Given request — From the listing that follows, extract every line and set it down unaltered.

Material for the task —

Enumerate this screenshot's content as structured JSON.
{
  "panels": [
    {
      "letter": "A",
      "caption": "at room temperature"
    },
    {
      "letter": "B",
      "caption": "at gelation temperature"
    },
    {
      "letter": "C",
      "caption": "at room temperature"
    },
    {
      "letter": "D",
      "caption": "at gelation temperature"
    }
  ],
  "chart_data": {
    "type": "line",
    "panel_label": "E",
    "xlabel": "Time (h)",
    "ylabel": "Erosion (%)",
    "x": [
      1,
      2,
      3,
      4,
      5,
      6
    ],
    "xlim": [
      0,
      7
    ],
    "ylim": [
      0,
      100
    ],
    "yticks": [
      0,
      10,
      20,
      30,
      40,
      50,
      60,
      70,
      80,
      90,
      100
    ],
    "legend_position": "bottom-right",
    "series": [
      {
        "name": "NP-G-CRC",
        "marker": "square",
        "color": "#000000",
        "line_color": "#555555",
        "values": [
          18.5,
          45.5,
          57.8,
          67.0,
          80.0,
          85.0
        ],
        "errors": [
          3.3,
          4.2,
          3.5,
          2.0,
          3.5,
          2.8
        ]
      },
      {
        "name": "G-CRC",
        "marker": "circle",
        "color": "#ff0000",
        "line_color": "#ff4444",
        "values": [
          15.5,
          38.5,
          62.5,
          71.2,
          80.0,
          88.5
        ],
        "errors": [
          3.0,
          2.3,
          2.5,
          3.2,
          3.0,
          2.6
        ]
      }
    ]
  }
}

The completed task —
Enumerate this screenshot's content as structured JSON.
{
  "panels": [
    {
      "letter": "A",
      "caption": "at room temperature"
    },
    {
      "letter": "B",
      "caption": "at gelation temperature"
    },
    {
      "letter": "C",
      "caption": "at room temperature"
    },
    {
      "letter": "D",
      "caption": "at gelation temperature"
    }
  ],
  "chart_data": {
    "type": "line",
    "panel_label": "E",
    "xlabel": "Time (h)",
    "ylabel": "Erosion (%)",
    "x": [
      1,
      2,
      3,
      4,
      5,
      6
    ],
    "xlim": [
      0,
      7
    ],
    "ylim": [
      0,
      100
    ],
    "yticks": [
      0,
      10,
      20,
      30,
      40,
      50,
      60,
      70,
      80,
      90,
      100
    ],
    "legend_position": "bottom-right",
    "series": [
      {
        "name": "NP-G-CRC",
        "marker": "square",
        "color": "#000000",
        "line_color": "#555555",
        "values": [
          18.5,
          45.5,
          57.8,
          67.0,
          80.0,
          85.0
        ],
        "errors": [
          3.3,
          4.2,
          3.5,
          2.0,
          3.5,
          2.8
        ]
      },
      {
        "name": "G-CRC",
        "marker": "circle",
        "color": "#ff0000",
        "line_color": "#ff4444",
        "values": [
          15.5,
          38.5,
          62.5,
          71.2,
          80.0,
          88.5
        ],
        "errors": [
          3.0,
          2.3,
          2.5,
          3.2,
          3.0,
          2.6
        ]
      }
    ]
  }
}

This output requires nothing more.